--- Start of EXCERPTED DATA ---

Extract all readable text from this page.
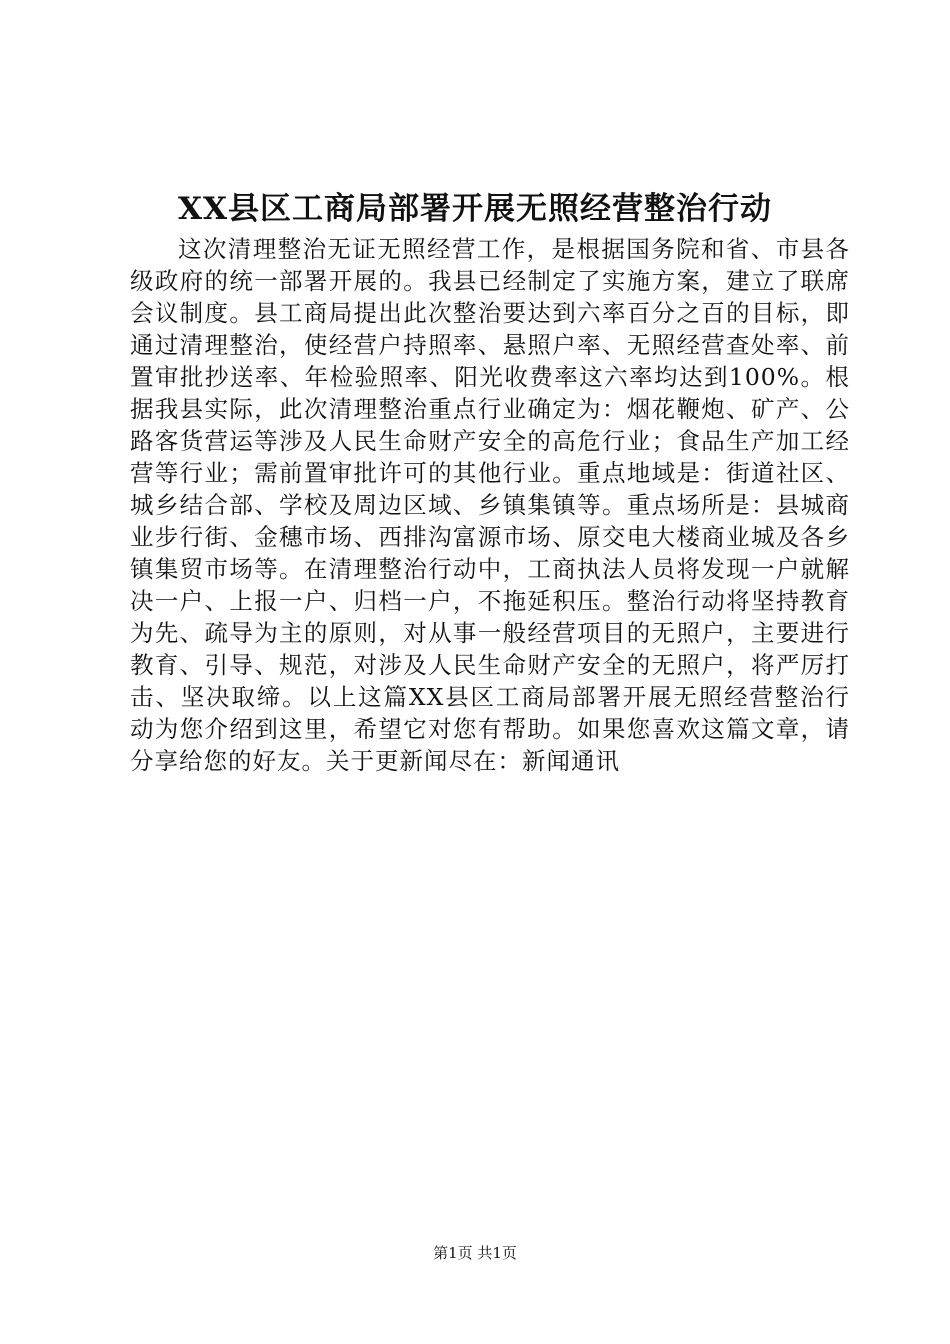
XX县区工商局部署开展无照经营整治行动

这次清理整治无证无照经营工作，是根据国务院和省、市县各级政府的统一部署开展的。我县已经制定了实施方案，建立了联席会议制度。县工商局提出此次整治要达到六率百分之百的目标，即通过清理整治，使经营户持照率、悬照户率、无照经营查处率、前置审批抄送率、年检验照率、阳光收费率这六率均达到100%。根据我县实际，此次清理整治重点行业确定为：烟花鞭炮、矿产、公路客货营运等涉及人民生命财产安全的高危行业；食品生产加工经营等行业；需前置审批许可的其他行业。重点地域是：街道社区、城乡结合部、学校及周边区域、乡镇集镇等。重点场所是：县城商业步行街、金穗市场、西排沟富源市场、原交电大楼商业城及各乡镇集贸市场等。在清理整治行动中，工商执法人员将发现一户就解决一户、上报一户、归档一户，不拖延积压。整治行动将坚持教育为先、疏导为主的原则，对从事一般经营项目的无照户，主要进行教育、引导、规范，对涉及人民生命财产安全的无照户，将严厉打击、坚决取缔。以上这篇XX县区工商局部署开展无照经营整治行动为您介绍到这里，希望它对您有帮助。如果您喜欢这篇文章，请分享给您的好友。关于更新闻尽在：新闻通讯

第1页 共1页
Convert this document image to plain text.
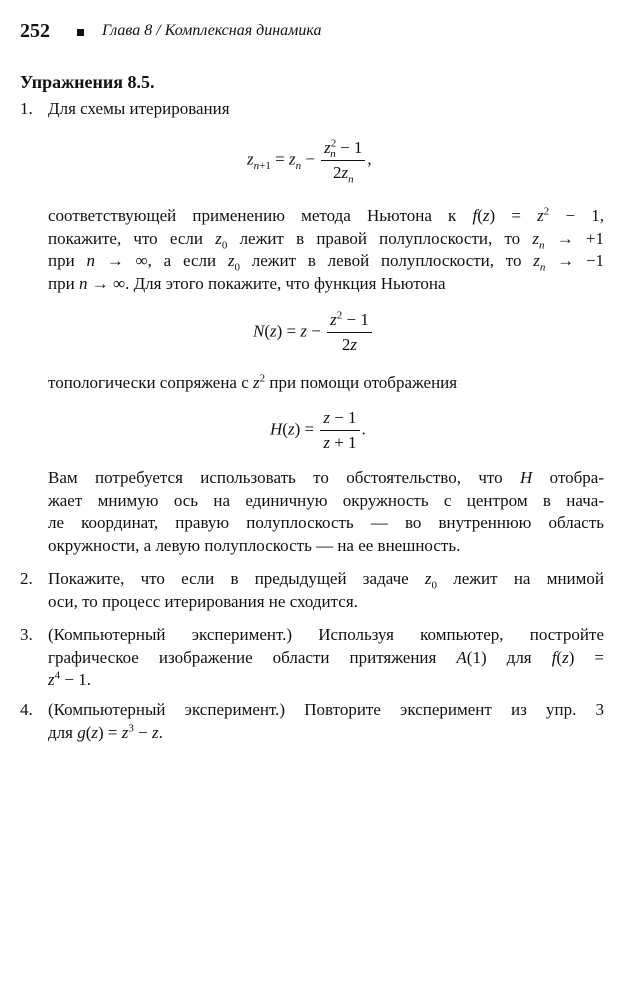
252	Глава 8 / Комплексная динамика
Упражнения 8.5.
1. Для схемы итерирования
$z_{n+1} = z_n - \frac{z^2_n - 1}{2z_n}$ ,
соответствующей применению метода Ньютона к $f(z) = z^2 - 1$,
покажите, что если $z_0$ лежит в правой полуплоскости, то $z_n \to +1$
при n → ∞, а если $z_0$ лежит в левой полуплоскости, то $z_n \to -1$
при n → ∞. Для этого покажите, что функция Ньютона
$N(z) = z - \frac{z^2 - 1}{2z}$
топологически сопряжена с $z^2$ при помощи отображения
$H(z) = \frac{z - 1}{z + 1}$ .
Вам потребуется использовать то обстоятельство, что H отобра-
жает мнимую ось на единичную окружность с центром в нача-
ле координат, правую полуплоскость — во внутреннюю область
окружности, а левую полуплоскость — на ее внешность.
2. Покажите, что если в предыдущей задаче $z_0$ лежит на мнимой
оси, то процесс итерирования не сходится.
3. (Компьютерный эксперимент.) Используя компьютер, постройте
графическое изображение области притяжения A(1) для f(z) =
$z^4 - 1$.
4. (Компьютерный эксперимент.) Повторите эксперимент из упр. 3
для $g(z) = z^3 - z$.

--- End of EXCERPTED DATA ---

WHAT YOU SHOULD DO ▸ Your task is to copy the entries in full and exactly, without any images.

ANSWER IN FULL ▸
Extract all readable text from this page.
XX县区工商局部署开展无照经营整治行动

这次清理整治无证无照经营工作，是根据国务院和省、市县各级政府的统一部署开展的。我县已经制定了实施方案，建立了联席会议制度。县工商局提出此次整治要达到六率百分之百的目标，即通过清理整治，使经营户持照率、悬照户率、无照经营查处率、前置审批抄送率、年检验照率、阳光收费率这六率均达到100%。根据我县实际，此次清理整治重点行业确定为：烟花鞭炮、矿产、公路客货营运等涉及人民生命财产安全的高危行业；食品生产加工经营等行业；需前置审批许可的其他行业。重点地域是：街道社区、城乡结合部、学校及周边区域、乡镇集镇等。重点场所是：县城商业步行街、金穗市场、西排沟富源市场、原交电大楼商业城及各乡镇集贸市场等。在清理整治行动中，工商执法人员将发现一户就解决一户、上报一户、归档一户，不拖延积压。整治行动将坚持教育为先、疏导为主的原则，对从事一般经营项目的无照户，主要进行教育、引导、规范，对涉及人民生命财产安全的无照户，将严厉打击、坚决取缔。以上这篇XX县区工商局部署开展无照经营整治行动为您介绍到这里，希望它对您有帮助。如果您喜欢这篇文章，请分享给您的好友。关于更新闻尽在：新闻通讯

第1页 共1页
Convert this document image to plain text.
252	Глава 8 / Комплексная динамика
Упражнения 8.5.
1. Для схемы итерирования
$z_{n+1} = z_n - \frac{z^2_n - 1}{2z_n}$ ,
соответствующей применению метода Ньютона к $f(z) = z^2 - 1$,
покажите, что если $z_0$ лежит в правой полуплоскости, то $z_n \to +1$
при n → ∞, а если $z_0$ лежит в левой полуплоскости, то $z_n \to -1$
при n → ∞. Для этого покажите, что функция Ньютона
$N(z) = z - \frac{z^2 - 1}{2z}$
топологически сопряжена с $z^2$ при помощи отображения
$H(z) = \frac{z - 1}{z + 1}$ .
Вам потребуется использовать то обстоятельство, что H отобра-
жает мнимую ось на единичную окружность с центром в нача-
ле координат, правую полуплоскость — во внутреннюю область
окружности, а левую полуплоскость — на ее внешность.
2. Покажите, что если в предыдущей задаче $z_0$ лежит на мнимой
оси, то процесс итерирования не сходится.
3. (Компьютерный эксперимент.) Используя компьютер, постройте
графическое изображение области притяжения A(1) для f(z) =
$z^4 - 1$.
4. (Компьютерный эксперимент.) Повторите эксперимент из упр. 3
для $g(z) = z^3 - z$.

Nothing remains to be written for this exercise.